GIVEN REQUEST:
Tally the lines of the listing that contain the word "extract", then give the total and nothing else.

INPUT:
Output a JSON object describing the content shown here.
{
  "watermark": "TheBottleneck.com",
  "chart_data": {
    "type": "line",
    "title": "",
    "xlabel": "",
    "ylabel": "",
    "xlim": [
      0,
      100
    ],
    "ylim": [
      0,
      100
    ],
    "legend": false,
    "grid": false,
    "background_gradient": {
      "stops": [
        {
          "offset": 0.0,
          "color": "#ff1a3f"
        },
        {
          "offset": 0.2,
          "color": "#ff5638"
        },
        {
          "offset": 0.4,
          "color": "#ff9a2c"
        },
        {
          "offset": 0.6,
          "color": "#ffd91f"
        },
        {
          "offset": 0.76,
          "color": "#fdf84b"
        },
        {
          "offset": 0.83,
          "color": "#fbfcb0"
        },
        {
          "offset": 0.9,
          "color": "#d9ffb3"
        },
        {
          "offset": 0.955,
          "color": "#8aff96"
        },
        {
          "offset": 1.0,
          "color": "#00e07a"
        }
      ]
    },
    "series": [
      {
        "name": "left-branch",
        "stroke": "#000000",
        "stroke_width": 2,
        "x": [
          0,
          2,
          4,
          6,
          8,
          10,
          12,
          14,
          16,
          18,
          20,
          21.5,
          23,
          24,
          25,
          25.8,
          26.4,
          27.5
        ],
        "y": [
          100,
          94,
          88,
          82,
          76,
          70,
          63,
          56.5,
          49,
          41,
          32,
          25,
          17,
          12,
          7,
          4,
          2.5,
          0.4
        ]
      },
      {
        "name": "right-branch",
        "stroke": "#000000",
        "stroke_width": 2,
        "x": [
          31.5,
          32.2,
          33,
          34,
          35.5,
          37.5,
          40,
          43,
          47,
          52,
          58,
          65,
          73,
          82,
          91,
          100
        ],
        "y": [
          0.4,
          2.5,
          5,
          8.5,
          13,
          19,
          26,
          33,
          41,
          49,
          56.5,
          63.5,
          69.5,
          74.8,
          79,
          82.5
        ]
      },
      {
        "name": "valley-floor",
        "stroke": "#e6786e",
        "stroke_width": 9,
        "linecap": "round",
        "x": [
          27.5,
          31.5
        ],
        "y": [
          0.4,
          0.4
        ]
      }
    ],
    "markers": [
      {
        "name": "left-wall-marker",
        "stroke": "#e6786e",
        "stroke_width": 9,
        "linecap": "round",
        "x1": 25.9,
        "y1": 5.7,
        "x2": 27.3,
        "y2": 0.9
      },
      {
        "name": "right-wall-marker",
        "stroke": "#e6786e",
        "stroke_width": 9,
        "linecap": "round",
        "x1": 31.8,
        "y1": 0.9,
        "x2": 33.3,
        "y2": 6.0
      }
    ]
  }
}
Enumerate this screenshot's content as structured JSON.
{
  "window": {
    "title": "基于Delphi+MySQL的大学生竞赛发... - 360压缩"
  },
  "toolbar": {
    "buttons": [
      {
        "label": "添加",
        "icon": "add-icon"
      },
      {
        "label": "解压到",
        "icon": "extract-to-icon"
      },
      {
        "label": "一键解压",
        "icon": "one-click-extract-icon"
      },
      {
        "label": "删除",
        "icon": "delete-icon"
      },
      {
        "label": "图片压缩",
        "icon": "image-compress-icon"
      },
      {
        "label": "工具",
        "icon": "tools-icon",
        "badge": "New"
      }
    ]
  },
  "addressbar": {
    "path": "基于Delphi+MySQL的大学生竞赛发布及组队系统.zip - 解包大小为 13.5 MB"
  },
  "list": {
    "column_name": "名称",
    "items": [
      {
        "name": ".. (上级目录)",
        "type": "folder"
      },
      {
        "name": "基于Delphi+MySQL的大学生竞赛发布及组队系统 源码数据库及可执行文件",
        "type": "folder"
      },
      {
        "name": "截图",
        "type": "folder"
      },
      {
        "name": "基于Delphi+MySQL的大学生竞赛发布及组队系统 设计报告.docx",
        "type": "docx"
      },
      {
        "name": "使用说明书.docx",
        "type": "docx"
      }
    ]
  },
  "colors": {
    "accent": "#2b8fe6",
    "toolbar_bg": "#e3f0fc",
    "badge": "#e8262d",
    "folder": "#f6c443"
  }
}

--

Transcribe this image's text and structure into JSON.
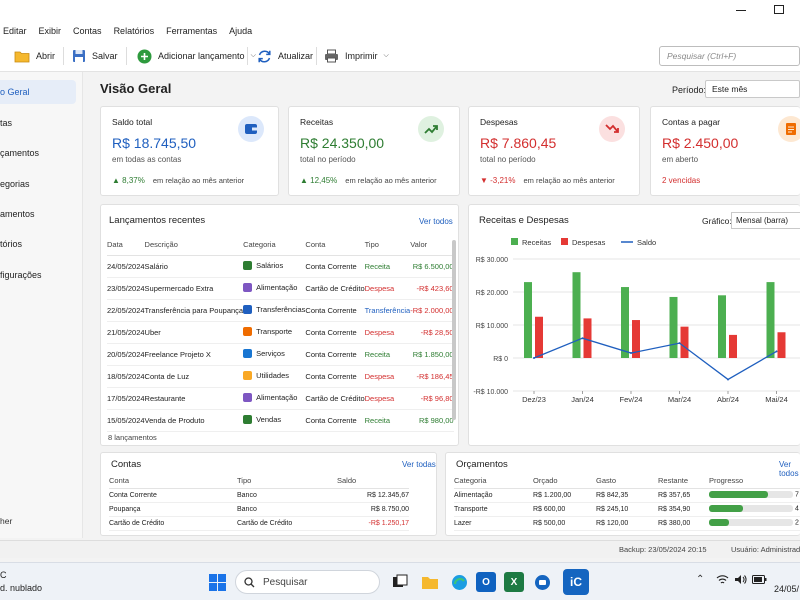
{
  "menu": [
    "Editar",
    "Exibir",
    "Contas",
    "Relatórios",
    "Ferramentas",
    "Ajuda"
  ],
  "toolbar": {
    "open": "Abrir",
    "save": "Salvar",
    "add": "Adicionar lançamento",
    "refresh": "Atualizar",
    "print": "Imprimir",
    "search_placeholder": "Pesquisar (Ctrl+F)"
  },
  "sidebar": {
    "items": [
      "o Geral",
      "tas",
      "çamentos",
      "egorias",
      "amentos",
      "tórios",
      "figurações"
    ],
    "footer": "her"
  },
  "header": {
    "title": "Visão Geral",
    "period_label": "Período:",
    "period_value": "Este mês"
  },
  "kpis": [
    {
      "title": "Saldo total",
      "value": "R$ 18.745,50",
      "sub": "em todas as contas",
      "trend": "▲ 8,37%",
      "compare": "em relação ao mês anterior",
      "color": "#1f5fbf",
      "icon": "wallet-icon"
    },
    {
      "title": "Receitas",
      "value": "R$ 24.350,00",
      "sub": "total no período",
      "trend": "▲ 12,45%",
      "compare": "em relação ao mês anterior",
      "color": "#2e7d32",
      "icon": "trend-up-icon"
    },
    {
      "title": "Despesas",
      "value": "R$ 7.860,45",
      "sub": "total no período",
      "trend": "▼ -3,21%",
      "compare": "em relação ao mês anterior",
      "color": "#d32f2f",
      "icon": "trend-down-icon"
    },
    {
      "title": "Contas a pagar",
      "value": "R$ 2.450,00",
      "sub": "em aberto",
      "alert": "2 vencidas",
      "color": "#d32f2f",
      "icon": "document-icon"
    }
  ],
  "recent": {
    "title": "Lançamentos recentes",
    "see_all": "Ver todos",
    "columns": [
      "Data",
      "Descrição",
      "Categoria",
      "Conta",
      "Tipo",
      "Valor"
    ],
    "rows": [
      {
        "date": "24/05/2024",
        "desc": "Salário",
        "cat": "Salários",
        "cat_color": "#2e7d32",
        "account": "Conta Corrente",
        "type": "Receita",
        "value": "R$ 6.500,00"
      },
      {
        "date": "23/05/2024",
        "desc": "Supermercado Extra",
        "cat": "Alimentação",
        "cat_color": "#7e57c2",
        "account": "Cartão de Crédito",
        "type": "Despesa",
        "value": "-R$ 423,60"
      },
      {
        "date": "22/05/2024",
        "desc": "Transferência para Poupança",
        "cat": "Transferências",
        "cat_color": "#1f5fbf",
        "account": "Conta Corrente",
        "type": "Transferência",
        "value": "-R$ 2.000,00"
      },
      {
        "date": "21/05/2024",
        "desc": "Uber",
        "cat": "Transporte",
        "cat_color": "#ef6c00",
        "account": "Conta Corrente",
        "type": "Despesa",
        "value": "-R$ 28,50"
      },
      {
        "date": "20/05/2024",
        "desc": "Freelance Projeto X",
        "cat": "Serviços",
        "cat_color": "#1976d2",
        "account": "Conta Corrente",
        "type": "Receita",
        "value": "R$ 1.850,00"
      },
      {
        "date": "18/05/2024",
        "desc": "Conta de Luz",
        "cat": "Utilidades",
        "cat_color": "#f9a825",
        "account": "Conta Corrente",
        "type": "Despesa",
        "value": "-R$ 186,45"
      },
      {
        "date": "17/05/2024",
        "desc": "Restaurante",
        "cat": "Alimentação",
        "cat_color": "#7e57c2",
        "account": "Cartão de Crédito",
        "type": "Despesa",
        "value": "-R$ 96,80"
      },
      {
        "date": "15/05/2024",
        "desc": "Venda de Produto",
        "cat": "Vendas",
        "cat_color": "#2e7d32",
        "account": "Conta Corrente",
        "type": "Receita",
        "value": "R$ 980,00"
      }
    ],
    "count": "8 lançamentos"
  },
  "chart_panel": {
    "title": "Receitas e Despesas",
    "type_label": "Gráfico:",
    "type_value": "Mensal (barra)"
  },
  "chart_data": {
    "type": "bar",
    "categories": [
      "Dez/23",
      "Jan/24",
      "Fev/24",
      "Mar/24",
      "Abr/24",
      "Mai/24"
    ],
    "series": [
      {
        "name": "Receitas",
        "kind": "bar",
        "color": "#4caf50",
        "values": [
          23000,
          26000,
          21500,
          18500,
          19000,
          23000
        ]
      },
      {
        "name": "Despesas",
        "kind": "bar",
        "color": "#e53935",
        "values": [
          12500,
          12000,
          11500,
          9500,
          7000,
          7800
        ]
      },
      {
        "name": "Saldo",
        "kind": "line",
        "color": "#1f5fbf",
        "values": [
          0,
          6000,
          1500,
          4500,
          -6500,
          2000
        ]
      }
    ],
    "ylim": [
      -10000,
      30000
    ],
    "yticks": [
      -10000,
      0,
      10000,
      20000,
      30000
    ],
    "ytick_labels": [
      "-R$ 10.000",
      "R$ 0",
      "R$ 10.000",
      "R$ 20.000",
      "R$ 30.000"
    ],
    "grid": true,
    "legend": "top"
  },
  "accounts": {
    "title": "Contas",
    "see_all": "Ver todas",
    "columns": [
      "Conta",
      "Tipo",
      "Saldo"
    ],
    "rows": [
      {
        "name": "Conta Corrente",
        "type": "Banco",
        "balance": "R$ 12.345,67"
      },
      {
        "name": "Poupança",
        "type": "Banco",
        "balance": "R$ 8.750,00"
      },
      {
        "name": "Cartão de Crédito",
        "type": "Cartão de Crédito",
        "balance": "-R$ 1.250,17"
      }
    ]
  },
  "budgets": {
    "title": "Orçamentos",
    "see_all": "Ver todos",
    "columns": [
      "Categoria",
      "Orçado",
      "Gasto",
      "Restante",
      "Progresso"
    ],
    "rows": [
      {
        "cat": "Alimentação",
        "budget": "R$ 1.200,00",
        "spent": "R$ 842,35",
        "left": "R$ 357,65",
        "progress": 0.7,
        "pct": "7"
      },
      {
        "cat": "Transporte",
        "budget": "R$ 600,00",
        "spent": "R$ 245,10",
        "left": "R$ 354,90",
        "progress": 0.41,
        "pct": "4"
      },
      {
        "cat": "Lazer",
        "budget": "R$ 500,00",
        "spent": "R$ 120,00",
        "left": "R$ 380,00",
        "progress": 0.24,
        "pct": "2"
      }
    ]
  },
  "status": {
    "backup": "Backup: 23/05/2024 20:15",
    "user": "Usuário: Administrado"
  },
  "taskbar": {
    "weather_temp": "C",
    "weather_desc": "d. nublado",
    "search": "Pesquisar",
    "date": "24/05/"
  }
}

==

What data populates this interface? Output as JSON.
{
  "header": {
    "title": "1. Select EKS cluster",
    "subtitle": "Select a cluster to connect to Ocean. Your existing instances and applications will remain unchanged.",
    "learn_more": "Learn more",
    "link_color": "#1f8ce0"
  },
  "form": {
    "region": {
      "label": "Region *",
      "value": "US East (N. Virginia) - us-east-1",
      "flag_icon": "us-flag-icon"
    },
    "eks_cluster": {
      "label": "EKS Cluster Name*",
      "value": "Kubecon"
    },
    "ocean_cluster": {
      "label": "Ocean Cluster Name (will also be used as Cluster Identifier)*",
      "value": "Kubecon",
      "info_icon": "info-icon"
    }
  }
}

SOLUTION:
2